--- Given data ---
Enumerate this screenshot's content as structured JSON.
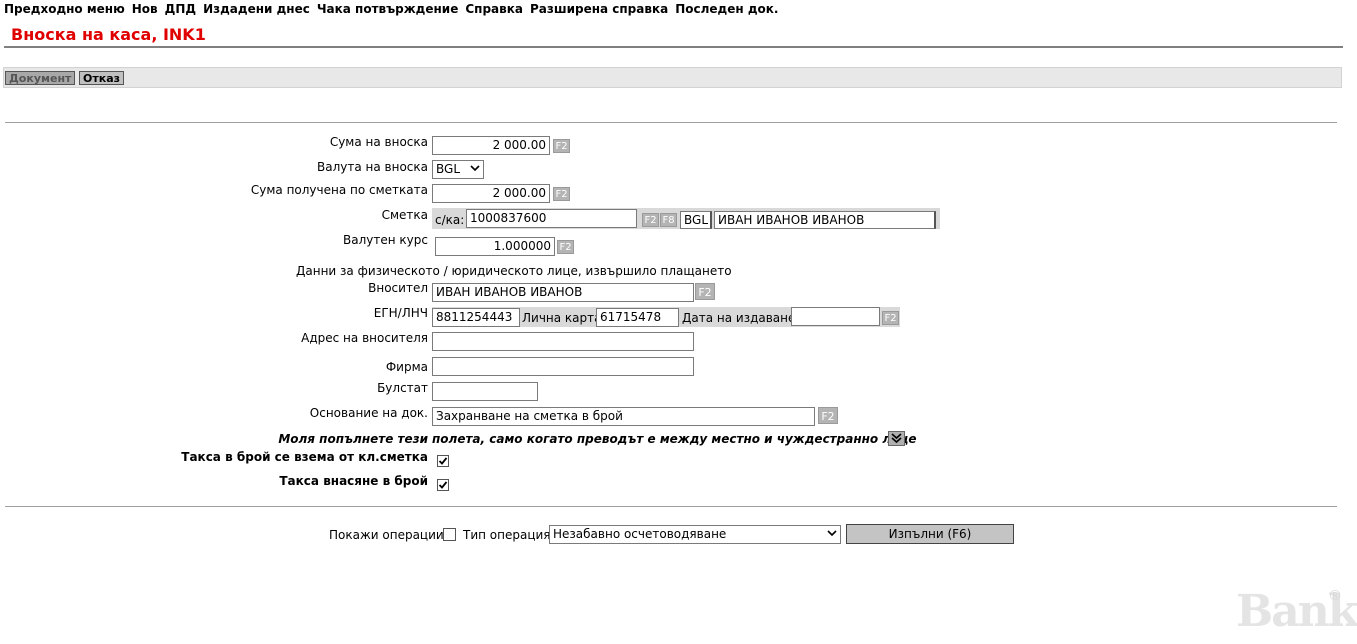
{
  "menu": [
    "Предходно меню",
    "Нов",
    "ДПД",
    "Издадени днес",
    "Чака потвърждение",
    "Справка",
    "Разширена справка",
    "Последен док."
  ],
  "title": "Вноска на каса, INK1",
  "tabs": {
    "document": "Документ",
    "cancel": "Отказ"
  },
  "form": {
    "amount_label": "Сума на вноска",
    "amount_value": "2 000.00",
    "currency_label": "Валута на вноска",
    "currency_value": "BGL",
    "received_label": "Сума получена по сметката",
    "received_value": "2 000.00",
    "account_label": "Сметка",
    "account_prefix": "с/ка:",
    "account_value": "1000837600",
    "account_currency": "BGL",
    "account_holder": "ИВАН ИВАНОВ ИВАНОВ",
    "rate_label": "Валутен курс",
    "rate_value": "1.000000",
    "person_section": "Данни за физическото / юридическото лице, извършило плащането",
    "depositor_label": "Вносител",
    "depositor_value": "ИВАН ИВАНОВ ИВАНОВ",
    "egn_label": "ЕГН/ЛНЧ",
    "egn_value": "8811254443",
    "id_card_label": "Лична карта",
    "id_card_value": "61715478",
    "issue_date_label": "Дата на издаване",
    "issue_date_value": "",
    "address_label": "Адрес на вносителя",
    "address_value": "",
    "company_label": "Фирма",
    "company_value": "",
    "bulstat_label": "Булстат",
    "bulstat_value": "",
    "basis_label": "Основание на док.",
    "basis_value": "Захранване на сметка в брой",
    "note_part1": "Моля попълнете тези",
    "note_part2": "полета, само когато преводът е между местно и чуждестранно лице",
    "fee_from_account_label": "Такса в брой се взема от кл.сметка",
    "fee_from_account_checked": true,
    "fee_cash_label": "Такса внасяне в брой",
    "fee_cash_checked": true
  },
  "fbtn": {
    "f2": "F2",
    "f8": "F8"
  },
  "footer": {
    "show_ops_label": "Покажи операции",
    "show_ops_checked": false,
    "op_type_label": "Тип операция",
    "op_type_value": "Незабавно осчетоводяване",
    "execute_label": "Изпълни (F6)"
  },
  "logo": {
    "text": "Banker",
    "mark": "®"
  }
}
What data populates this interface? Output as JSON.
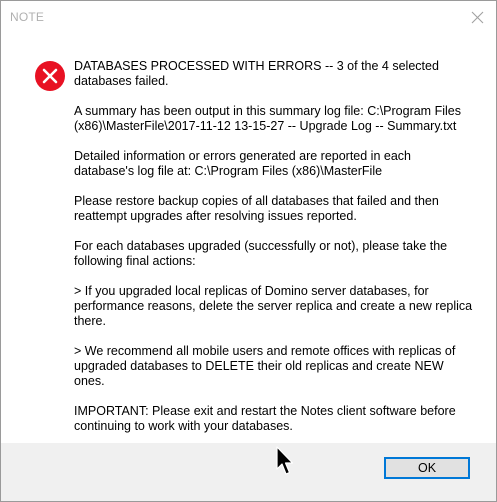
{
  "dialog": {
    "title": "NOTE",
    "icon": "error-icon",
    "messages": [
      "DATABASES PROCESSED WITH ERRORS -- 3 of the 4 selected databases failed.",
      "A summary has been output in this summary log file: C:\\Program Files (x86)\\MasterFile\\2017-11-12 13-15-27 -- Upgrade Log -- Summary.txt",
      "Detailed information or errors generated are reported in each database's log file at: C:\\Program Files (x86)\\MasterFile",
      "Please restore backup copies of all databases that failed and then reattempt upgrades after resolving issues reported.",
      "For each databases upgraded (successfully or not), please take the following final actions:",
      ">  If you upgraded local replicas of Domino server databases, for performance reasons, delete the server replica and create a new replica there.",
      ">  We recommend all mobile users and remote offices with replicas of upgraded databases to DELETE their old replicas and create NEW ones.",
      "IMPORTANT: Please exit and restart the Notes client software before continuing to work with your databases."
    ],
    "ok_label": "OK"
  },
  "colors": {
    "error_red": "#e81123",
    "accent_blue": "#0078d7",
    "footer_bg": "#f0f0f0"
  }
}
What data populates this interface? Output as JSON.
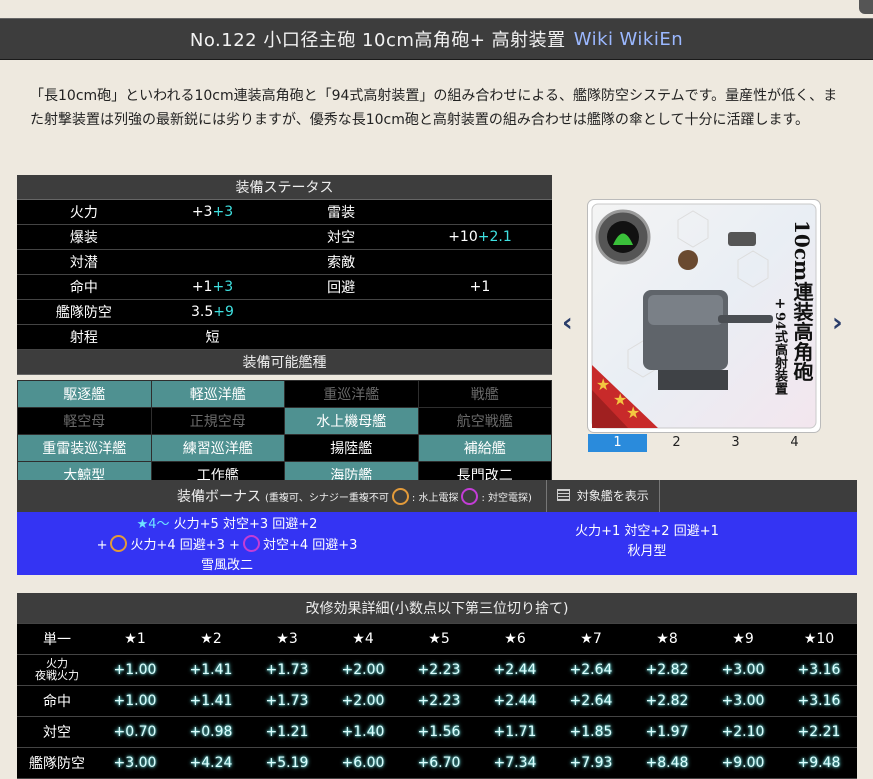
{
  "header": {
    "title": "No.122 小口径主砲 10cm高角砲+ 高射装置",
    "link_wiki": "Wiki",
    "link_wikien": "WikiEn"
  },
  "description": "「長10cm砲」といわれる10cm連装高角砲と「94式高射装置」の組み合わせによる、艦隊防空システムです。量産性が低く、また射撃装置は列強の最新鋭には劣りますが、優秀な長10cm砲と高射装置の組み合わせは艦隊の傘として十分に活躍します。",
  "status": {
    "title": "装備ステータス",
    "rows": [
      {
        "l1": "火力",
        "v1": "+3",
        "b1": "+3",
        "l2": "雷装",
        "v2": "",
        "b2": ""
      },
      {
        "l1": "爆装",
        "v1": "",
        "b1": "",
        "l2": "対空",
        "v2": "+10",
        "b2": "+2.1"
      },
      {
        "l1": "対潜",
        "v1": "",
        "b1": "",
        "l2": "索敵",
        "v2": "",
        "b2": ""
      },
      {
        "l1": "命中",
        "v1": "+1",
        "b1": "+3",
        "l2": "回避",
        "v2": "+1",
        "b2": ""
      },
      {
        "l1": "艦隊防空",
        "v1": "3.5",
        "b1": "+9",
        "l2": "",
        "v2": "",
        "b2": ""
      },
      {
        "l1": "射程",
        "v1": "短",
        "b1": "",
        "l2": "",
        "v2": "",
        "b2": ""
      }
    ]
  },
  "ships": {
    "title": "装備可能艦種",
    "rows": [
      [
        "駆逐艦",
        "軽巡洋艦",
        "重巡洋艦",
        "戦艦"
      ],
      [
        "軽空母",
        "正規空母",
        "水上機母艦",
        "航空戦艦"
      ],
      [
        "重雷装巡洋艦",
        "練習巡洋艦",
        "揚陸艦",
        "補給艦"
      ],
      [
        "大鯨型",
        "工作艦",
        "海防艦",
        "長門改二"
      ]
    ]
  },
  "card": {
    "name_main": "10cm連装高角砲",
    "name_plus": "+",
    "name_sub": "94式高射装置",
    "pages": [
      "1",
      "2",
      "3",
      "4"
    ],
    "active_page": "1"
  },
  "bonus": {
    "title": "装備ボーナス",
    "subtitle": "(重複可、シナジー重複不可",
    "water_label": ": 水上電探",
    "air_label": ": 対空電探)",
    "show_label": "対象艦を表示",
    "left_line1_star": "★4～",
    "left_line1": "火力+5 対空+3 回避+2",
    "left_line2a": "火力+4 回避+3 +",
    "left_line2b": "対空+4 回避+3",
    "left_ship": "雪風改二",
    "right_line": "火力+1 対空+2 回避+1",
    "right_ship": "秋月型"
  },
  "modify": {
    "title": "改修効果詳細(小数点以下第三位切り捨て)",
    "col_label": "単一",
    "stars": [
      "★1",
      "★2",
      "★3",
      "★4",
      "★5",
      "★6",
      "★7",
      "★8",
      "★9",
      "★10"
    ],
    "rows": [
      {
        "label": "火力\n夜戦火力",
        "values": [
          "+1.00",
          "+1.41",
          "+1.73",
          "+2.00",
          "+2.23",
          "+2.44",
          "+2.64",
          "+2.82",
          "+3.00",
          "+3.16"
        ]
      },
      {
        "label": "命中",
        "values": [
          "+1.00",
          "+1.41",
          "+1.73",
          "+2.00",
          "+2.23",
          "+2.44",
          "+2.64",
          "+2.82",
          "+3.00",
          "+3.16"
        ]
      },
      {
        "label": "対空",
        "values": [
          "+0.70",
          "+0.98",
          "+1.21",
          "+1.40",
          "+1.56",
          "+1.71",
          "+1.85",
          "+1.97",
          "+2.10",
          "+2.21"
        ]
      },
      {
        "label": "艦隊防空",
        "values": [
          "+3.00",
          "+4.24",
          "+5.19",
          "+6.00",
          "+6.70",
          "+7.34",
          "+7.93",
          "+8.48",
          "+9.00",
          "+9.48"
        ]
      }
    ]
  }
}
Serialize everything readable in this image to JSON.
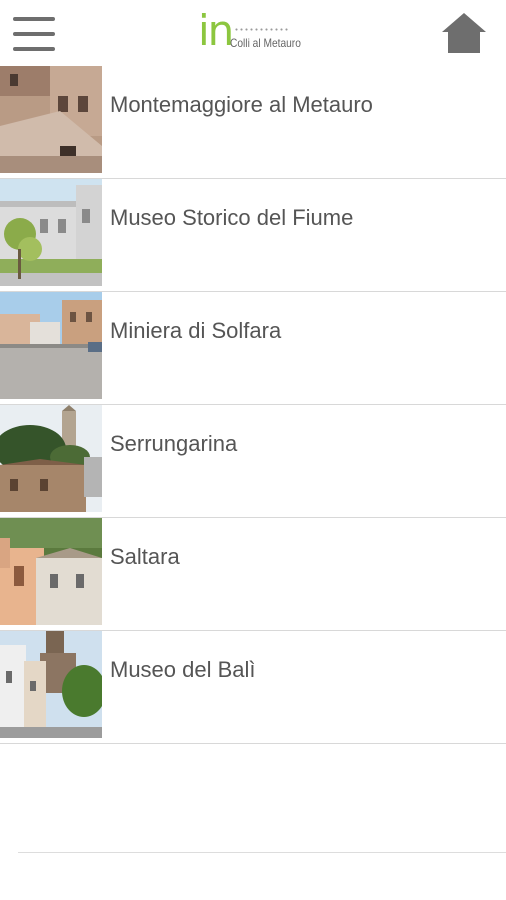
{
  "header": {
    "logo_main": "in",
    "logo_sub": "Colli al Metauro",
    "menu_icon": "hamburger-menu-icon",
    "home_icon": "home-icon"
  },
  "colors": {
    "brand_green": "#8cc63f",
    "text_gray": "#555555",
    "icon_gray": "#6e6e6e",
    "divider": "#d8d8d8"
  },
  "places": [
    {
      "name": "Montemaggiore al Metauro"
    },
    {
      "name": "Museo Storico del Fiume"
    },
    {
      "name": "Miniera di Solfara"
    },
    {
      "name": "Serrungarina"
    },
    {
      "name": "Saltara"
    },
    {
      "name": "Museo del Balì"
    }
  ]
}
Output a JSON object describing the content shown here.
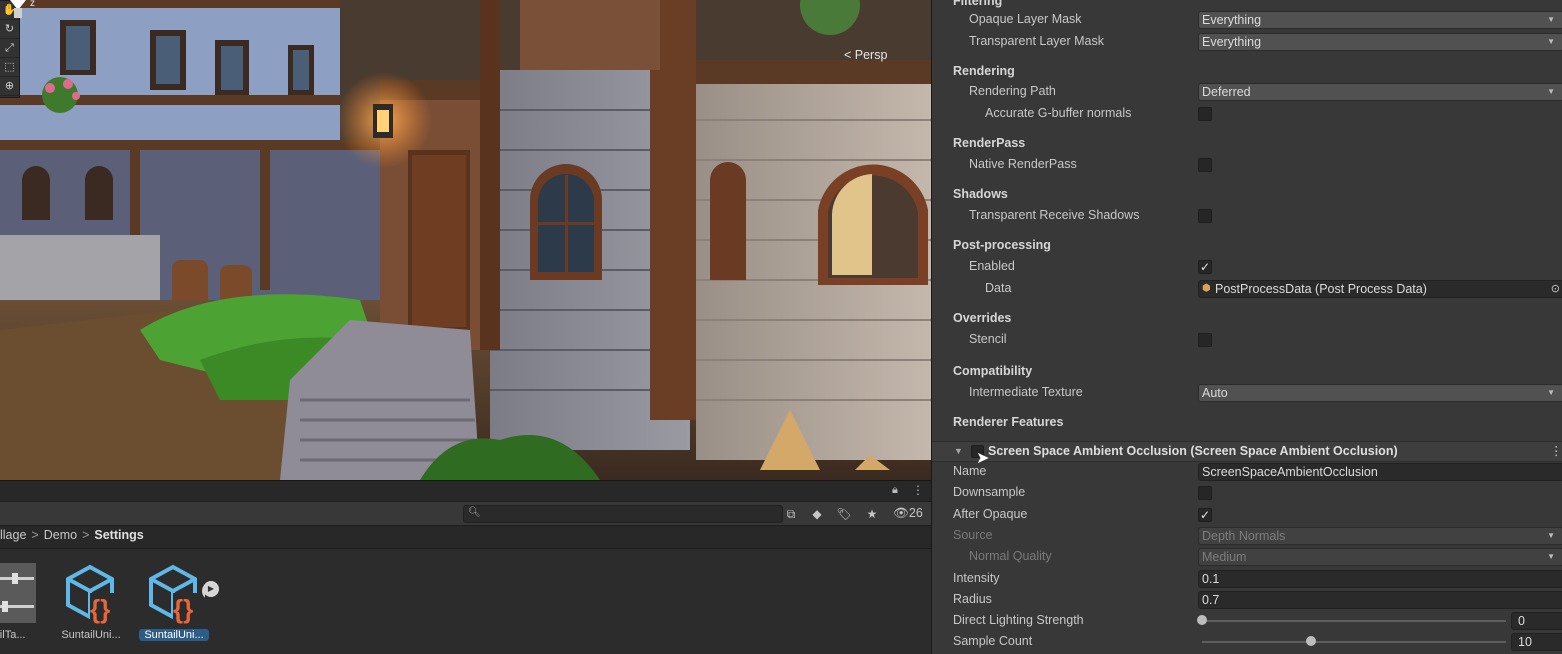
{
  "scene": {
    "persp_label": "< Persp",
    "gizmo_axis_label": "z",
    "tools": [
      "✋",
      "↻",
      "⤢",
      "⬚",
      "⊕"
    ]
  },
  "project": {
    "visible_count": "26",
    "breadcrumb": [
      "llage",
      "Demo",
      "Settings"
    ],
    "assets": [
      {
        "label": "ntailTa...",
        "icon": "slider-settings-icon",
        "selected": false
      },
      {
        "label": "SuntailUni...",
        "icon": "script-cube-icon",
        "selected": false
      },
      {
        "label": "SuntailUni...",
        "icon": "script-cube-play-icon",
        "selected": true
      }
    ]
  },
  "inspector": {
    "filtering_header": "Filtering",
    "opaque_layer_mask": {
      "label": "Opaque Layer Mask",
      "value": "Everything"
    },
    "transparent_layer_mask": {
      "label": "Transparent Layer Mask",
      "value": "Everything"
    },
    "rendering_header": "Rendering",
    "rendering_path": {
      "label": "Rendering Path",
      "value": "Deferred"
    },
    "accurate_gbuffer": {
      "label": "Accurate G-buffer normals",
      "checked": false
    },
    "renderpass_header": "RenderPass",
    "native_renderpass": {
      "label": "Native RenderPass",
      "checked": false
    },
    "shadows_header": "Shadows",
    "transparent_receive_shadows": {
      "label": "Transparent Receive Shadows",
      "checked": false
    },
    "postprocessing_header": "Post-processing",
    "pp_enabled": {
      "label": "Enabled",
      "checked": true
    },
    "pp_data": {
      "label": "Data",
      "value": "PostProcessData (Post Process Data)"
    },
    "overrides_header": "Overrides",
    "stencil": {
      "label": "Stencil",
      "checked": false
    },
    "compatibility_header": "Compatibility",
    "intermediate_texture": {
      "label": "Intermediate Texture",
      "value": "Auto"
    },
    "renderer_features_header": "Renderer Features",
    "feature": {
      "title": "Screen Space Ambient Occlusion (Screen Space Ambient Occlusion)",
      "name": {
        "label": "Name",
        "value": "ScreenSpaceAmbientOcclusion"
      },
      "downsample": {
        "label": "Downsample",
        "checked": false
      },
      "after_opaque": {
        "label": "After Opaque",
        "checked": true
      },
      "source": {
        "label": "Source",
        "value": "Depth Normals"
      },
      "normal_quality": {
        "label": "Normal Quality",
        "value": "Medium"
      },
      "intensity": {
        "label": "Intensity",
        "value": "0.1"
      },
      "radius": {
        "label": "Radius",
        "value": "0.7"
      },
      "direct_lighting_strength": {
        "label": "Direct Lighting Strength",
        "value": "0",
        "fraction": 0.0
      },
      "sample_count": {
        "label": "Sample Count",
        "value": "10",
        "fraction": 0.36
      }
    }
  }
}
---
#### Brief:
Show each line in the entries that holds the string "Files".

#### The answer:
      "A summary has been output in this summary log file: C:\\Program Files (x86)\\MasterFile\\2017-11-12 13-15-27 -- Upgrade Log -- Summary.txt",
      "Detailed information or errors generated are reported in each database's log file at: C:\\Program Files (x86)\\MasterFile",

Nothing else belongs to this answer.